(Rows from a figure dataset)

================

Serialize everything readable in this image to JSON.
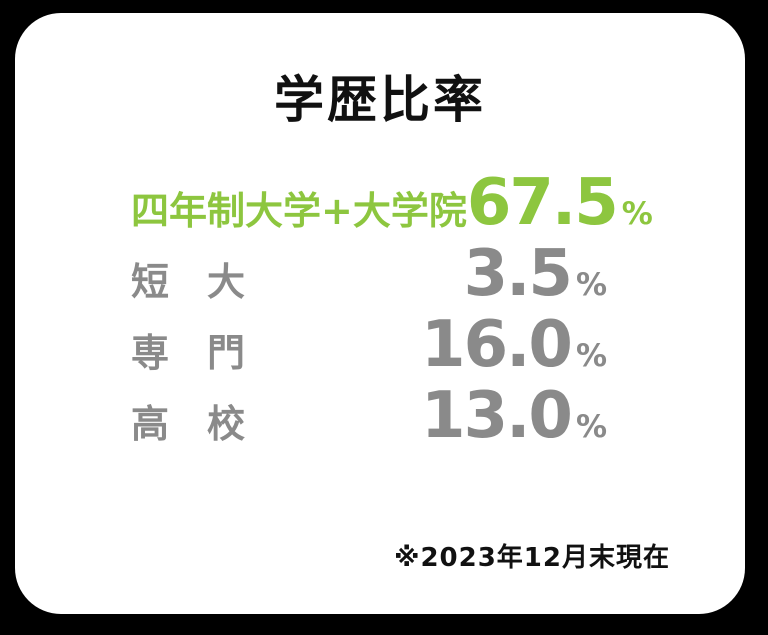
{
  "title": "学歴比率",
  "rows": [
    {
      "label": "四年制大学+大学院",
      "value": "67.5",
      "unit": "%",
      "highlight": true
    },
    {
      "label": "短　大",
      "value": "3.5",
      "unit": "%",
      "highlight": false
    },
    {
      "label": "専　門",
      "value": "16.0",
      "unit": "%",
      "highlight": false
    },
    {
      "label": "高　校",
      "value": "13.0",
      "unit": "%",
      "highlight": false
    }
  ],
  "footnote": "※2023年12月末現在",
  "colors": {
    "background": "#000000",
    "card": "#ffffff",
    "accent_green": "#8dc63f",
    "muted_gray": "#8a8a8a",
    "text_black": "#111111"
  },
  "chart_data": {
    "type": "table",
    "title": "学歴比率",
    "categories": [
      "四年制大学+大学院",
      "短大",
      "専門",
      "高校"
    ],
    "values": [
      67.5,
      3.5,
      16.0,
      13.0
    ],
    "unit": "%",
    "highlighted_category": "四年制大学+大学院",
    "annotation": "※2023年12月末現在",
    "legend_position": "none",
    "grid": false
  }
}
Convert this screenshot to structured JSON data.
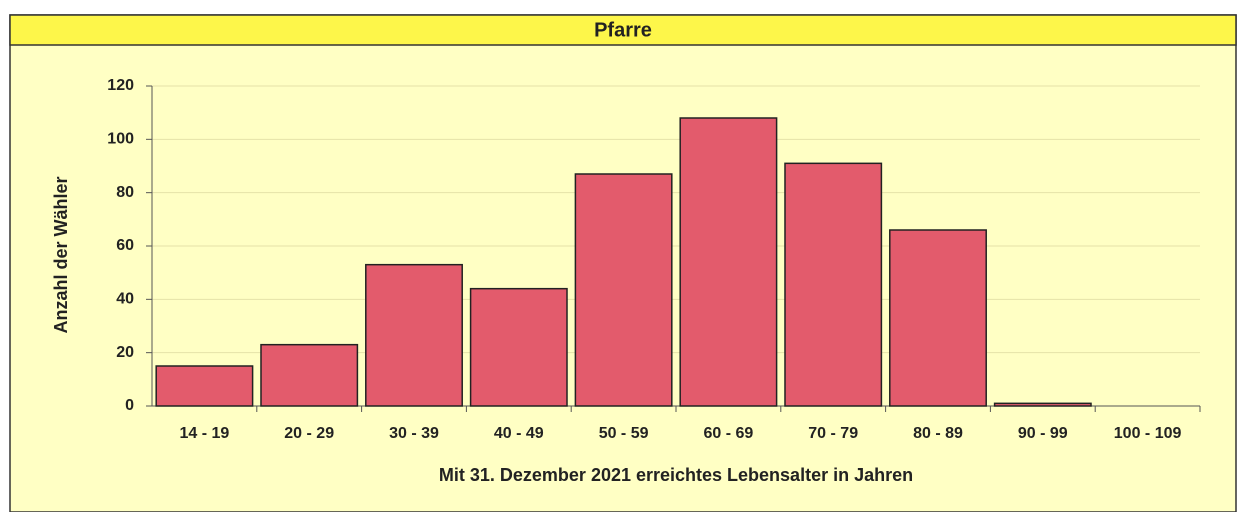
{
  "chart_data": {
    "type": "bar",
    "title": "Pfarre",
    "xlabel": "Mit 31. Dezember 2021 erreichtes Lebensalter in Jahren",
    "ylabel": "Anzahl der Wähler",
    "categories": [
      "14 - 19",
      "20 - 29",
      "30 - 39",
      "40 - 49",
      "50 - 59",
      "60 - 69",
      "70 - 79",
      "80 - 89",
      "90 - 99",
      "100 - 109"
    ],
    "values": [
      15,
      23,
      53,
      44,
      87,
      108,
      91,
      66,
      1,
      0
    ],
    "color": "#e35b6c",
    "ylim": [
      0,
      120
    ],
    "yticks": [
      0,
      20,
      40,
      60,
      80,
      100,
      120
    ],
    "grid": true
  }
}
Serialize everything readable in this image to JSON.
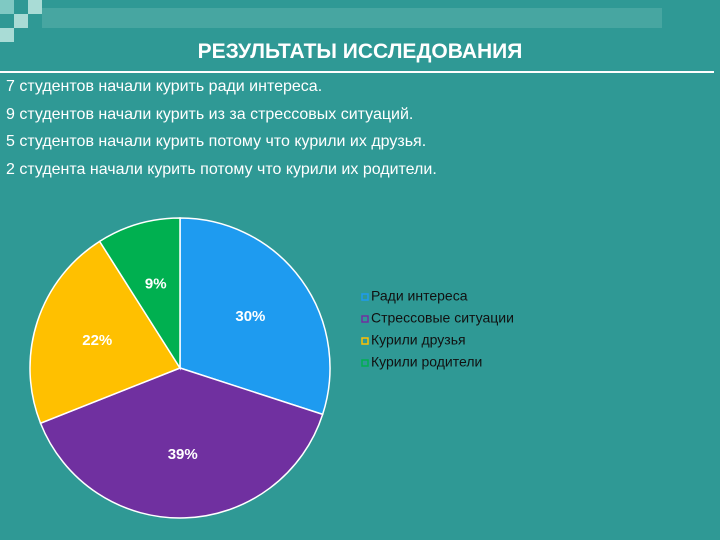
{
  "title": "РЕЗУЛЬТАТЫ ИССЛЕДОВАНИЯ",
  "lines": [
    "7 студентов начали курить ради интереса.",
    "9 студентов начали курить из за стрессовых ситуаций.",
    "5 студентов начали курить потому что курили их друзья.",
    "2 студента начали курить потому что курили их родители."
  ],
  "chart_data": {
    "type": "pie",
    "categories": [
      "Ради интереса",
      "Стрессовые ситуации",
      "Курили друзья",
      "Курили родители"
    ],
    "values": [
      30,
      39,
      22,
      9
    ],
    "value_labels": [
      "30%",
      "39%",
      "22%",
      "9%"
    ],
    "colors": [
      "#1e9bf0",
      "#7030a0",
      "#ffc000",
      "#00b050"
    ]
  }
}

================

**Short problem:** Where a line of the entries contains the word "друзья", copy that line.

**Answer below:**
    "5 студентов начали курить потому что курили их друзья.",
      "Курили друзья",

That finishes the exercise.